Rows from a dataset
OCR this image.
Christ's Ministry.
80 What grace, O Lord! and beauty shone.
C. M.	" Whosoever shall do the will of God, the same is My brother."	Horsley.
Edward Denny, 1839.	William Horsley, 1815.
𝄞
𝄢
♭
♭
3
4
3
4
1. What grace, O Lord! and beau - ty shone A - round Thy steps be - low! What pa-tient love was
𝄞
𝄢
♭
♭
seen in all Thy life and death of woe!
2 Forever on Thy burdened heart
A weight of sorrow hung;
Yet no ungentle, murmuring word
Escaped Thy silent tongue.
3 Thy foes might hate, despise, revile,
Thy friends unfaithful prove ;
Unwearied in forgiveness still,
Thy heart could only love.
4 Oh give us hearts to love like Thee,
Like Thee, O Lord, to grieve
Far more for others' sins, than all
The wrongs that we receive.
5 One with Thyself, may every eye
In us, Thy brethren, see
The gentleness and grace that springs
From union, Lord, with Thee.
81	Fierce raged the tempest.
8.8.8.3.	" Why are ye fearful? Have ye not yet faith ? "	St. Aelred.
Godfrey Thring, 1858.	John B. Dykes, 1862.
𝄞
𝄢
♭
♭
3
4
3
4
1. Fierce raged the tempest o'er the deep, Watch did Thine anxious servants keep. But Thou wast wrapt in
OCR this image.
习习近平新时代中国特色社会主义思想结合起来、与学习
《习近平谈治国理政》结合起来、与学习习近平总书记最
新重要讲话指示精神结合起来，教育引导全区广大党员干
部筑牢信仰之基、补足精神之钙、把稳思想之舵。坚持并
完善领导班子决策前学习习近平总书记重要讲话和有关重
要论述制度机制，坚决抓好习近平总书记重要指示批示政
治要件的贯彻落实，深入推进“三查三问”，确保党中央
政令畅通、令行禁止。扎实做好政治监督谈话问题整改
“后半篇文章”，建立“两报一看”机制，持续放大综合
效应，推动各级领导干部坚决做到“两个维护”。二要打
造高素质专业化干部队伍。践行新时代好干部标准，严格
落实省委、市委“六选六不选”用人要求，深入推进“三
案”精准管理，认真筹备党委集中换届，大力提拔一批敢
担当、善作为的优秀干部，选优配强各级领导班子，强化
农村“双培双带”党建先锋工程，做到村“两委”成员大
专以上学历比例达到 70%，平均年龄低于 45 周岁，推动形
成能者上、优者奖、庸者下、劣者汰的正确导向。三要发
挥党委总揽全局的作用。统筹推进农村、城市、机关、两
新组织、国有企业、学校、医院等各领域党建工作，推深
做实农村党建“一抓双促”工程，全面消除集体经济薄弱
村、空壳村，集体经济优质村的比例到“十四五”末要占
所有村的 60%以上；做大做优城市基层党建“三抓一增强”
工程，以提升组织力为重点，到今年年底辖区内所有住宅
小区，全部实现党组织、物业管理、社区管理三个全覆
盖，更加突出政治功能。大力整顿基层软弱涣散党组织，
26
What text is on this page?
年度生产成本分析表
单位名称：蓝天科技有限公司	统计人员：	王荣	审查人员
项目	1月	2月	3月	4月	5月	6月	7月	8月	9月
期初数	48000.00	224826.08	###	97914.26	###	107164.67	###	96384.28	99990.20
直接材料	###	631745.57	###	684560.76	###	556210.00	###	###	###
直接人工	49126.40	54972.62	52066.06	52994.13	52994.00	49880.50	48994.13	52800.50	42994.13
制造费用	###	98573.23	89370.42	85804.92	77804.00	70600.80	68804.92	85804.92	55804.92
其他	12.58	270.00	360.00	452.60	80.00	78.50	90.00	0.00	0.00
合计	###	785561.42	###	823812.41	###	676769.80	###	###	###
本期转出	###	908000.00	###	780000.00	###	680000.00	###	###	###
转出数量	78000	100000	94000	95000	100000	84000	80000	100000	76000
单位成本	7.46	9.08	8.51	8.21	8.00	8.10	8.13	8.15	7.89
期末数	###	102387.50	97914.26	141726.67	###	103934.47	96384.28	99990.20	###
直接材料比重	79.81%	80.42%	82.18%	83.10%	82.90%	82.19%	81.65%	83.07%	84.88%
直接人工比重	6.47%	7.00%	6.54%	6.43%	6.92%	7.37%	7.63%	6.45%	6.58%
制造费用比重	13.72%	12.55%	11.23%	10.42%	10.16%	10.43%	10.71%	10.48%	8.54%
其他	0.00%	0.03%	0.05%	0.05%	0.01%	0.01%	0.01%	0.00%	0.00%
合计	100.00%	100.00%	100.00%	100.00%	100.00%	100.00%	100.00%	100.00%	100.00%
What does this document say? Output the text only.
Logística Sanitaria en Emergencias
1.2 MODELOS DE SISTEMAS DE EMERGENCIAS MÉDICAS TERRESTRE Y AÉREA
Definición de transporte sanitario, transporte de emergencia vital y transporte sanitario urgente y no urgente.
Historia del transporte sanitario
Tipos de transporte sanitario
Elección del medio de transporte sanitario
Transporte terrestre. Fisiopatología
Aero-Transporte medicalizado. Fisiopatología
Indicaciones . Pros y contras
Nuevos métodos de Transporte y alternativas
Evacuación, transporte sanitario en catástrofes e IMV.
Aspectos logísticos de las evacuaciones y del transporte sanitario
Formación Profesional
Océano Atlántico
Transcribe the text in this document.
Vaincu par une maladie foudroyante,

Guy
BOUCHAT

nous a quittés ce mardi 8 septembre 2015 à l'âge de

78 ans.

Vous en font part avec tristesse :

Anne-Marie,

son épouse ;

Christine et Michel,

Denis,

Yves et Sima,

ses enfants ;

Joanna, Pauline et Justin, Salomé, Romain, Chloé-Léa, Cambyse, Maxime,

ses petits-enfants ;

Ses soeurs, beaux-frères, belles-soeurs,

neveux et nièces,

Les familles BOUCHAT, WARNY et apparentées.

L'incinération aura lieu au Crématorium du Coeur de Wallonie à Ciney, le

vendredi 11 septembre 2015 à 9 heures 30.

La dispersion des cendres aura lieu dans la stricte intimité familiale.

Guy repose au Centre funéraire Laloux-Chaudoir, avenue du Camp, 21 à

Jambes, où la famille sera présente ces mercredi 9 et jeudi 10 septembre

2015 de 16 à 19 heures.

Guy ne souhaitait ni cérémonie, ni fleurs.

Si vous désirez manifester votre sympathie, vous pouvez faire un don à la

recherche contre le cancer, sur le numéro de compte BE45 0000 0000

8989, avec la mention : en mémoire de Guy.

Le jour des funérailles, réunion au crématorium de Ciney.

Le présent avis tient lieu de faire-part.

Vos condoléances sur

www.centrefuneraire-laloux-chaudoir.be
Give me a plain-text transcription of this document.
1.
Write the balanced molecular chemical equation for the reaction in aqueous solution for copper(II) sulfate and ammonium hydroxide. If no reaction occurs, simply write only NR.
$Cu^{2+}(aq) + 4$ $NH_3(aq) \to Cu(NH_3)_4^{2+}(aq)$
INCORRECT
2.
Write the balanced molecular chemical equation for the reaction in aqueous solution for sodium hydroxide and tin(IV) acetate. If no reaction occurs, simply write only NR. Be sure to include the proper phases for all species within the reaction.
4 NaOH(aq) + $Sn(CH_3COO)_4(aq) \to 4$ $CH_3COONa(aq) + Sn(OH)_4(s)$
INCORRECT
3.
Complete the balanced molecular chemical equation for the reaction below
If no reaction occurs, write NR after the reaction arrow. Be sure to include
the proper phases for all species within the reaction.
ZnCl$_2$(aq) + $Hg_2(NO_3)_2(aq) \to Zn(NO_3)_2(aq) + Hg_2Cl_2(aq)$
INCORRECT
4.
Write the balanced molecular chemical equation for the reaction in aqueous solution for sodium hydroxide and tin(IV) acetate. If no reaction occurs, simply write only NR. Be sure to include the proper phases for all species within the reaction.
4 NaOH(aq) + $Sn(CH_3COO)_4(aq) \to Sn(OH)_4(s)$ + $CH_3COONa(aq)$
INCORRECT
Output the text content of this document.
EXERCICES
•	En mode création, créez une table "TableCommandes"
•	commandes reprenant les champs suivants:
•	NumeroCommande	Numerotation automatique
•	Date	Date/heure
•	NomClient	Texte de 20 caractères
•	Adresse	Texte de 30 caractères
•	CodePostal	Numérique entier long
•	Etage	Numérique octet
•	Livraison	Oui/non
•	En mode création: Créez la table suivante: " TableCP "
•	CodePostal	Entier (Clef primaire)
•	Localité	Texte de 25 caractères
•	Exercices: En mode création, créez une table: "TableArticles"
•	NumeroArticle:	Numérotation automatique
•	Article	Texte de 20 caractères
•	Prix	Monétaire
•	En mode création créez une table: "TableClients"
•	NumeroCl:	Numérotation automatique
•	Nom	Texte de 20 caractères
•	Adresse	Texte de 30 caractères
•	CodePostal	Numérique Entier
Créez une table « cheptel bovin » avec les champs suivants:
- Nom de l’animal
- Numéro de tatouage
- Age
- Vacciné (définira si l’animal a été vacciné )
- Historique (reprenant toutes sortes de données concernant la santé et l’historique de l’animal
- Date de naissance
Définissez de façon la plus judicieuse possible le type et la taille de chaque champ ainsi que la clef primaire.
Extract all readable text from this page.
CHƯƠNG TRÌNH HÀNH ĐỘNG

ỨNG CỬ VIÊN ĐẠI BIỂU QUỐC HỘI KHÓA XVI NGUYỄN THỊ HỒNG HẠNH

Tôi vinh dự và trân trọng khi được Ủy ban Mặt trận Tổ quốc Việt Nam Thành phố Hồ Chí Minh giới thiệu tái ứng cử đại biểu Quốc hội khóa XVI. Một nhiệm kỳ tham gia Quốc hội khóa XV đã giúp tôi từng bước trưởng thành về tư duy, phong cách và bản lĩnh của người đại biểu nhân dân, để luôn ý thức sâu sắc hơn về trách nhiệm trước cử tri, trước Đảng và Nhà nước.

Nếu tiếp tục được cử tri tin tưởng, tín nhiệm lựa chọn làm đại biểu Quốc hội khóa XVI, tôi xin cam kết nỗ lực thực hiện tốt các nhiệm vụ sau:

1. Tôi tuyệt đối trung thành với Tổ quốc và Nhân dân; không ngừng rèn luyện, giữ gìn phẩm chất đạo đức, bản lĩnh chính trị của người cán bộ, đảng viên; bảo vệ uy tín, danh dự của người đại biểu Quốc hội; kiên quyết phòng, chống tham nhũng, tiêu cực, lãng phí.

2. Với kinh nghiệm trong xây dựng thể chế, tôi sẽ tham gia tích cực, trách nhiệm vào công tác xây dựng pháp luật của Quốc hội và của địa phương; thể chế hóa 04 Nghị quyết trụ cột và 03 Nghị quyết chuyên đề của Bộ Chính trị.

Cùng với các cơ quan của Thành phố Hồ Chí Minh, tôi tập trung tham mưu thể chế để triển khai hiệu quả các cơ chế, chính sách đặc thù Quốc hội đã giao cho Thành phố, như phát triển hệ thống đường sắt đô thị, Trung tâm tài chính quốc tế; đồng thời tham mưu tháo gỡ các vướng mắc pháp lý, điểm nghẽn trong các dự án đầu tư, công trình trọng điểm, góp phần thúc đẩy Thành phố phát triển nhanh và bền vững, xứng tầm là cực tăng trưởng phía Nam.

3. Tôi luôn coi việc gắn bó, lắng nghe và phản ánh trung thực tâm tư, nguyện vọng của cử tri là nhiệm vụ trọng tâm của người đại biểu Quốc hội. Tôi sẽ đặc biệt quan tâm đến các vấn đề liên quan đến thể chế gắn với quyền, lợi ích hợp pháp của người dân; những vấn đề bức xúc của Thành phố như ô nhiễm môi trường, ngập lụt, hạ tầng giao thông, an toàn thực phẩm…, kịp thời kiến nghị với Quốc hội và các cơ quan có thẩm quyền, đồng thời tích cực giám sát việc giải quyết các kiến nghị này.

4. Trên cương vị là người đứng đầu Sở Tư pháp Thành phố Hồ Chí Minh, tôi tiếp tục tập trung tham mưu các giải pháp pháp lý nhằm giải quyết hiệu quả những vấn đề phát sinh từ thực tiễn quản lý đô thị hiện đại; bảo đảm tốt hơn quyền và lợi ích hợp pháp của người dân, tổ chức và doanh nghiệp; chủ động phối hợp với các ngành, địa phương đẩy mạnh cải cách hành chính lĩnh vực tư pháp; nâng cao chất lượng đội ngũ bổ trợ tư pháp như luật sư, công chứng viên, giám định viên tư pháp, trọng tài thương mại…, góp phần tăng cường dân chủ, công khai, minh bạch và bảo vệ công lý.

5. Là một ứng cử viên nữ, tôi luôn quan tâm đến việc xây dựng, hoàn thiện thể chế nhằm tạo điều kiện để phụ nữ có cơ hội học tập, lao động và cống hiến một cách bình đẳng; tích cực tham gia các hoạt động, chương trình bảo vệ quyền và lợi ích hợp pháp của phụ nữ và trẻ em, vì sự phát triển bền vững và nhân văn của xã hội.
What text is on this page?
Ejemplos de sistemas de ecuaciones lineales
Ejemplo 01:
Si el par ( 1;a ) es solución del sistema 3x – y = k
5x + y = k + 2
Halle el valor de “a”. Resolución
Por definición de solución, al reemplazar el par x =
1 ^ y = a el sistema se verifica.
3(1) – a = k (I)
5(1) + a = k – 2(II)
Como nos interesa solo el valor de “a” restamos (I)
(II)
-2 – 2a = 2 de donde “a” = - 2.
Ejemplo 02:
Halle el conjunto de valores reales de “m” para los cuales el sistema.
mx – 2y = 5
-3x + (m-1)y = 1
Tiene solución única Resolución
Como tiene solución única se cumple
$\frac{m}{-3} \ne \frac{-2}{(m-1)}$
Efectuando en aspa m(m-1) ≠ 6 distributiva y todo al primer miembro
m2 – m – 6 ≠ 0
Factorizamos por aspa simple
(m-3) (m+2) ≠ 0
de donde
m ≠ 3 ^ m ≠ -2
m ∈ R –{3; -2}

• [Exercise requirements]: Pick out the lines above that hold the string "giám" and show them.

• [Response to the exercise]:
3. Tôi luôn coi việc gắn bó, lắng nghe và phản ánh trung thực tâm tư, nguyện vọng của cử tri là nhiệm vụ trọng tâm của người đại biểu Quốc hội. Tôi sẽ đặc biệt quan tâm đến các vấn đề liên quan đến thể chế gắn với quyền, lợi ích hợp pháp của người dân; những vấn đề bức xúc của Thành phố như ô nhiễm môi trường, ngập lụt, hạ tầng giao thông, an toàn thực phẩm…, kịp thời kiến nghị với Quốc hội và các cơ quan có thẩm quyền, đồng thời tích cực giám sát việc giải quyết các kiến nghị này.
4. Trên cương vị là người đứng đầu Sở Tư pháp Thành phố Hồ Chí Minh, tôi tiếp tục tập trung tham mưu các giải pháp pháp lý nhằm giải quyết hiệu quả những vấn đề phát sinh từ thực tiễn quản lý đô thị hiện đại; bảo đảm tốt hơn quyền và lợi ích hợp pháp của người dân, tổ chức và doanh nghiệp; chủ động phối hợp với các ngành, địa phương đẩy mạnh cải cách hành chính lĩnh vực tư pháp; nâng cao chất lượng đội ngũ bổ trợ tư pháp như luật sư, công chứng viên, giám định viên tư pháp, trọng tài thương mại…, góp phần tăng cường dân chủ, công khai, minh bạch và bảo vệ công lý.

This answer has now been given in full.